▸ **Stated exercise**
Return all the data, word for word.

▸ **Recorded data**
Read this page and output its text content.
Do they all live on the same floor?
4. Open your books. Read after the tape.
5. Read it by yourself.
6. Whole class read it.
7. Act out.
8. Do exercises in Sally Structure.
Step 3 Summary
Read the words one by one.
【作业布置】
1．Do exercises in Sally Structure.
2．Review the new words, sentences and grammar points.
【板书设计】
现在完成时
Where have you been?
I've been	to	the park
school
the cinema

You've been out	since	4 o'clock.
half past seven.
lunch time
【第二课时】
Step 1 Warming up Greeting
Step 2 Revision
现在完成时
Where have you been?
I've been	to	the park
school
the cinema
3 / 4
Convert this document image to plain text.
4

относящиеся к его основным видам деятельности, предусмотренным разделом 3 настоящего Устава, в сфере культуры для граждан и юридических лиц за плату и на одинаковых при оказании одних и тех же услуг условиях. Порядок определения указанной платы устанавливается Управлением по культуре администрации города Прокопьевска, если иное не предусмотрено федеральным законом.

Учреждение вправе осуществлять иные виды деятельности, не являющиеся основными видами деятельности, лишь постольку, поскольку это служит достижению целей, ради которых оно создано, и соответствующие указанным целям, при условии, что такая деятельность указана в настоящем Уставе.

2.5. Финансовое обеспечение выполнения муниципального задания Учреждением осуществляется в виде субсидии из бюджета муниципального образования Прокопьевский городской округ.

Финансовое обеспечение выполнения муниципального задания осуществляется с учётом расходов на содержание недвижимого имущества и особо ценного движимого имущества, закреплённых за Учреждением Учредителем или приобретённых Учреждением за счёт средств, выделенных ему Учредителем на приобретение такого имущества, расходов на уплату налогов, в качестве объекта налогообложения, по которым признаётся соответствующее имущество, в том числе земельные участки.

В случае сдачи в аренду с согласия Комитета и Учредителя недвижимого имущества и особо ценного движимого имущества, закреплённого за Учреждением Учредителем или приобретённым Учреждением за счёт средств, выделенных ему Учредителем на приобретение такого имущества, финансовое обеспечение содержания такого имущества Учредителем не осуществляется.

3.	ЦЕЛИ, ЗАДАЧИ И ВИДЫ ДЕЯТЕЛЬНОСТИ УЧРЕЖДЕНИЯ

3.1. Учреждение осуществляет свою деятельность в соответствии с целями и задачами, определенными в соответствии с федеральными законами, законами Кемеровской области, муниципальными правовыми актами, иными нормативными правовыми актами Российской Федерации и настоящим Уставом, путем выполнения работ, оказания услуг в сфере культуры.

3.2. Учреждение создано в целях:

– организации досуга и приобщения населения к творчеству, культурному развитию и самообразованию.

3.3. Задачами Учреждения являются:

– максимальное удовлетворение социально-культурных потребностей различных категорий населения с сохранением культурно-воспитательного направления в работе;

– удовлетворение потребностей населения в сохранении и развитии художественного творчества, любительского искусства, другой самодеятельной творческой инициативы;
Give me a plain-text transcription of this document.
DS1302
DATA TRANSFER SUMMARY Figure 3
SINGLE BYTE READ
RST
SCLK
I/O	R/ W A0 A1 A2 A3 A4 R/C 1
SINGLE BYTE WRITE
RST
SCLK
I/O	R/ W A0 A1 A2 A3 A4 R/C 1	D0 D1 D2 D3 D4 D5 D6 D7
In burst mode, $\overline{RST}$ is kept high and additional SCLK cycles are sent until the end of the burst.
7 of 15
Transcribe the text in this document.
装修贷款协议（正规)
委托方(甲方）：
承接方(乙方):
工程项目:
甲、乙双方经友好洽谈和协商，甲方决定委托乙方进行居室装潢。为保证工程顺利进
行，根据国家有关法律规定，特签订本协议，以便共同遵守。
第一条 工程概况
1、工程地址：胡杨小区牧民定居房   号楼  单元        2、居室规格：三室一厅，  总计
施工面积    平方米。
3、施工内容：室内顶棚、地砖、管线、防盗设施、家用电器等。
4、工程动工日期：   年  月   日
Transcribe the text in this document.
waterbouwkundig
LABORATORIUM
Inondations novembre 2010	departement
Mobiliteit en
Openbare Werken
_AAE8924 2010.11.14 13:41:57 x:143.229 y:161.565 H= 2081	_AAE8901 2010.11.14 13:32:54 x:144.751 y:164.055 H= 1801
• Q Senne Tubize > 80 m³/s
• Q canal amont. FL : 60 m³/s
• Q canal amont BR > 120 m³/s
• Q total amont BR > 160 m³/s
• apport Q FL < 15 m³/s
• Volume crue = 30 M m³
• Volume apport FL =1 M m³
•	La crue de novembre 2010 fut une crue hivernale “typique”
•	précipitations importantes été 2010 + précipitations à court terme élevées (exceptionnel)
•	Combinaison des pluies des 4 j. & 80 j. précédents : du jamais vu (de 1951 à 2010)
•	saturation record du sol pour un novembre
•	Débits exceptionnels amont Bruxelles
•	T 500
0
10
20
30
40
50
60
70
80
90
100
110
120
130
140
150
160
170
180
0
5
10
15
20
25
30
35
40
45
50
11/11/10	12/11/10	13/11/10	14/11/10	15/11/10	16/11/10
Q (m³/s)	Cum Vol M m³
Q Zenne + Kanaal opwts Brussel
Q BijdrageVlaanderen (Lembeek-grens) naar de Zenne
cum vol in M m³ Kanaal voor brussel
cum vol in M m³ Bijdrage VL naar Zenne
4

▸ **Exercise answer**
Read this page and output its text content.
Do they all live on the same floor?
4. Open your books. Read after the tape.
5. Read it by yourself.
6. Whole class read it.
7. Act out.
8. Do exercises in Sally Structure.
Step 3 Summary
Read the words one by one.
【作业布置】
1．Do exercises in Sally Structure.
2．Review the new words, sentences and grammar points.
【板书设计】
现在完成时
Where have you been?
I've been	to	the park
school
the cinema

You've been out	since	4 o'clock.
half past seven.
lunch time
【第二课时】
Step 1 Warming up Greeting
Step 2 Revision
现在完成时
Where have you been?
I've been	to	the park
school
the cinema
3 / 4
Convert this document image to plain text.
4

относящиеся к его основным видам деятельности, предусмотренным разделом 3 настоящего Устава, в сфере культуры для граждан и юридических лиц за плату и на одинаковых при оказании одних и тех же услуг условиях. Порядок определения указанной платы устанавливается Управлением по культуре администрации города Прокопьевска, если иное не предусмотрено федеральным законом.

Учреждение вправе осуществлять иные виды деятельности, не являющиеся основными видами деятельности, лишь постольку, поскольку это служит достижению целей, ради которых оно создано, и соответствующие указанным целям, при условии, что такая деятельность указана в настоящем Уставе.

2.5. Финансовое обеспечение выполнения муниципального задания Учреждением осуществляется в виде субсидии из бюджета муниципального образования Прокопьевский городской округ.

Финансовое обеспечение выполнения муниципального задания осуществляется с учётом расходов на содержание недвижимого имущества и особо ценного движимого имущества, закреплённых за Учреждением Учредителем или приобретённых Учреждением за счёт средств, выделенных ему Учредителем на приобретение такого имущества, расходов на уплату налогов, в качестве объекта налогообложения, по которым признаётся соответствующее имущество, в том числе земельные участки.

В случае сдачи в аренду с согласия Комитета и Учредителя недвижимого имущества и особо ценного движимого имущества, закреплённого за Учреждением Учредителем или приобретённым Учреждением за счёт средств, выделенных ему Учредителем на приобретение такого имущества, финансовое обеспечение содержания такого имущества Учредителем не осуществляется.

3.	ЦЕЛИ, ЗАДАЧИ И ВИДЫ ДЕЯТЕЛЬНОСТИ УЧРЕЖДЕНИЯ

3.1. Учреждение осуществляет свою деятельность в соответствии с целями и задачами, определенными в соответствии с федеральными законами, законами Кемеровской области, муниципальными правовыми актами, иными нормативными правовыми актами Российской Федерации и настоящим Уставом, путем выполнения работ, оказания услуг в сфере культуры.

3.2. Учреждение создано в целях:

– организации досуга и приобщения населения к творчеству, культурному развитию и самообразованию.

3.3. Задачами Учреждения являются:

– максимальное удовлетворение социально-культурных потребностей различных категорий населения с сохранением культурно-воспитательного направления в работе;

– удовлетворение потребностей населения в сохранении и развитии художественного творчества, любительского искусства, другой самодеятельной творческой инициативы;
Give me a plain-text transcription of this document.
DS1302
DATA TRANSFER SUMMARY Figure 3
SINGLE BYTE READ
RST
SCLK
I/O	R/ W A0 A1 A2 A3 A4 R/C 1
SINGLE BYTE WRITE
RST
SCLK
I/O	R/ W A0 A1 A2 A3 A4 R/C 1	D0 D1 D2 D3 D4 D5 D6 D7
In burst mode, $\overline{RST}$ is kept high and additional SCLK cycles are sent until the end of the burst.
7 of 15
Transcribe the text in this document.
装修贷款协议（正规)
委托方(甲方）：
承接方(乙方):
工程项目:
甲、乙双方经友好洽谈和协商，甲方决定委托乙方进行居室装潢。为保证工程顺利进
行，根据国家有关法律规定，特签订本协议，以便共同遵守。
第一条 工程概况
1、工程地址：胡杨小区牧民定居房   号楼  单元        2、居室规格：三室一厅，  总计
施工面积    平方米。
3、施工内容：室内顶棚、地砖、管线、防盗设施、家用电器等。
4、工程动工日期：   年  月   日
Transcribe the text in this document.
waterbouwkundig
LABORATORIUM
Inondations novembre 2010	departement
Mobiliteit en
Openbare Werken
_AAE8924 2010.11.14 13:41:57 x:143.229 y:161.565 H= 2081	_AAE8901 2010.11.14 13:32:54 x:144.751 y:164.055 H= 1801
• Q Senne Tubize > 80 m³/s
• Q canal amont. FL : 60 m³/s
• Q canal amont BR > 120 m³/s
• Q total amont BR > 160 m³/s
• apport Q FL < 15 m³/s
• Volume crue = 30 M m³
• Volume apport FL =1 M m³
•	La crue de novembre 2010 fut une crue hivernale “typique”
•	précipitations importantes été 2010 + précipitations à court terme élevées (exceptionnel)
•	Combinaison des pluies des 4 j. & 80 j. précédents : du jamais vu (de 1951 à 2010)
•	saturation record du sol pour un novembre
•	Débits exceptionnels amont Bruxelles
•	T 500
0
10
20
30
40
50
60
70
80
90
100
110
120
130
140
150
160
170
180
0
5
10
15
20
25
30
35
40
45
50
11/11/10	12/11/10	13/11/10	14/11/10	15/11/10	16/11/10
Q (m³/s)	Cum Vol M m³
Q Zenne + Kanaal opwts Brussel
Q BijdrageVlaanderen (Lembeek-grens) naar de Zenne
cum vol in M m³ Kanaal voor brussel
cum vol in M m³ Bijdrage VL naar Zenne
4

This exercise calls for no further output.